> Job: Your task is to copy every record exactly.

> Raw data:
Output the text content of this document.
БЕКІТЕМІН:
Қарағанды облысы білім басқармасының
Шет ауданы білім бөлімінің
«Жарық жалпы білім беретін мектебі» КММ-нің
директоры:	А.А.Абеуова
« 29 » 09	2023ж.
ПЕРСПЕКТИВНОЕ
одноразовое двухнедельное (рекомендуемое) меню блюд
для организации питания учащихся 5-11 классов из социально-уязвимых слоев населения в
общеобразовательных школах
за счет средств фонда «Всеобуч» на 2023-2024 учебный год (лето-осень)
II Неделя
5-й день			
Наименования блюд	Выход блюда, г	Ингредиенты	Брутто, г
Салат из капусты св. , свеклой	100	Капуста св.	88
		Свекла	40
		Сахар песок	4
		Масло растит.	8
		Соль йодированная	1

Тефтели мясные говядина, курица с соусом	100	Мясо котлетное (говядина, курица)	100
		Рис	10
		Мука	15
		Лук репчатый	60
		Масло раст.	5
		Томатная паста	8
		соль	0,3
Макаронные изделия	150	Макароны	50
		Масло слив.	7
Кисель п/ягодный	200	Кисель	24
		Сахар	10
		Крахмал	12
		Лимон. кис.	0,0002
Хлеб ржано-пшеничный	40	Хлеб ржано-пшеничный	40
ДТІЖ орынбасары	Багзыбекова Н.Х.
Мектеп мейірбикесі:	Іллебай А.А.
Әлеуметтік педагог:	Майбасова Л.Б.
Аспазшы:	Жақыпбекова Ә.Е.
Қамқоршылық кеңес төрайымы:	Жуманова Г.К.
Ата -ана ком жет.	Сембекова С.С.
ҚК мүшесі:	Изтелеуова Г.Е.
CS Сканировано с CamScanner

> Response for this exercise:
Output the text content of this document.
БЕКІТЕМІН:
Қарағанды облысы білім басқармасының
Шет ауданы білім бөлімінің
«Жарық жалпы білім беретін мектебі» КММ-нің
директоры:	А.А.Абеуова
« 29 » 09	2023ж.
ПЕРСПЕКТИВНОЕ
одноразовое двухнедельное (рекомендуемое) меню блюд
для организации питания учащихся 5-11 классов из социально-уязвимых слоев населения в
общеобразовательных школах
за счет средств фонда «Всеобуч» на 2023-2024 учебный год (лето-осень)
II Неделя
5-й день			
Наименования блюд	Выход блюда, г	Ингредиенты	Брутто, г
Салат из капусты св. , свеклой	100	Капуста св.	88
		Свекла	40
		Сахар песок	4
		Масло растит.	8
		Соль йодированная	1

Тефтели мясные говядина, курица с соусом	100	Мясо котлетное (говядина, курица)	100
		Рис	10
		Мука	15
		Лук репчатый	60
		Масло раст.	5
		Томатная паста	8
		соль	0,3
Макаронные изделия	150	Макароны	50
		Масло слив.	7
Кисель п/ягодный	200	Кисель	24
		Сахар	10
		Крахмал	12
		Лимон. кис.	0,0002
Хлеб ржано-пшеничный	40	Хлеб ржано-пшеничный	40
ДТІЖ орынбасары	Багзыбекова Н.Х.
Мектеп мейірбикесі:	Іллебай А.А.
Әлеуметтік педагог:	Майбасова Л.Б.
Аспазшы:	Жақыпбекова Ә.Е.
Қамқоршылық кеңес төрайымы:	Жуманова Г.К.
Ата -ана ком жет.	Сембекова С.С.
ҚК мүшесі:	Изтелеуова Г.Е.
CS Сканировано с CamScanner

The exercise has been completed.